Repeat exactly, and only, the lines from the line containing "Read out every word on this page." through the last line of the records below, including both.

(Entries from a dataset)
──────
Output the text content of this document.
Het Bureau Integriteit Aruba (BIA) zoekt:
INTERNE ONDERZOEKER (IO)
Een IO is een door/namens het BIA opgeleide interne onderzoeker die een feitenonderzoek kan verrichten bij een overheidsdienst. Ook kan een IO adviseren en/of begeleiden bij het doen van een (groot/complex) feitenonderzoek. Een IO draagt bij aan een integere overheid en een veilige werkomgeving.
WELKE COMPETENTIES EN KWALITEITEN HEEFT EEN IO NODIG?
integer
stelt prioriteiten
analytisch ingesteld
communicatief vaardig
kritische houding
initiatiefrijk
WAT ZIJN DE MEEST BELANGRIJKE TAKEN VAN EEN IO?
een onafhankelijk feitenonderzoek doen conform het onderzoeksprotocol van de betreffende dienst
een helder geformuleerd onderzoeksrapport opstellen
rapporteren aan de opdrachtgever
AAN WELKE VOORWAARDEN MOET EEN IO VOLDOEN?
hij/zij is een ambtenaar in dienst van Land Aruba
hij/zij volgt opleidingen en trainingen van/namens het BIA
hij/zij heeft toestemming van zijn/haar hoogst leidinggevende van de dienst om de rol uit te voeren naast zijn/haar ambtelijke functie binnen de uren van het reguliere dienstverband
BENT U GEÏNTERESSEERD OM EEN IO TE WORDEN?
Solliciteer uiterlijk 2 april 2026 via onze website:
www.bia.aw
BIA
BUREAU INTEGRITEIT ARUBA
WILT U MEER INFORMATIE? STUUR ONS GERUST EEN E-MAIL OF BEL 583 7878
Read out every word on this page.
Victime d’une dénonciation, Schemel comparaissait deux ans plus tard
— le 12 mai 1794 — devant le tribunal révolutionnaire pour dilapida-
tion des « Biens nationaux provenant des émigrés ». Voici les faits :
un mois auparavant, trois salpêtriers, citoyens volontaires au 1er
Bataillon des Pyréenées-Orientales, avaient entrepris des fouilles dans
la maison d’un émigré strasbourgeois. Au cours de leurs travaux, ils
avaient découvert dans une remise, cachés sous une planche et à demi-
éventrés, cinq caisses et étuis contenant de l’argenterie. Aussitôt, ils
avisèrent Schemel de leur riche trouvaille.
──────
- **Exercise response**
Read out every word on this page.
Victime d’une dénonciation, Schemel comparaissait deux ans plus tard
— le 12 mai 1794 — devant le tribunal révolutionnaire pour dilapida-
tion des « Biens nationaux provenant des émigrés ». Voici les faits :
un mois auparavant, trois salpêtriers, citoyens volontaires au 1er
Bataillon des Pyréenées-Orientales, avaient entrepris des fouilles dans
la maison d’un émigré strasbourgeois. Au cours de leurs travaux, ils
avaient découvert dans une remise, cachés sous une planche et à demi-
éventrés, cinq caisses et étuis contenant de l’argenterie. Aussitôt, ils
avisèrent Schemel de leur riche trouvaille.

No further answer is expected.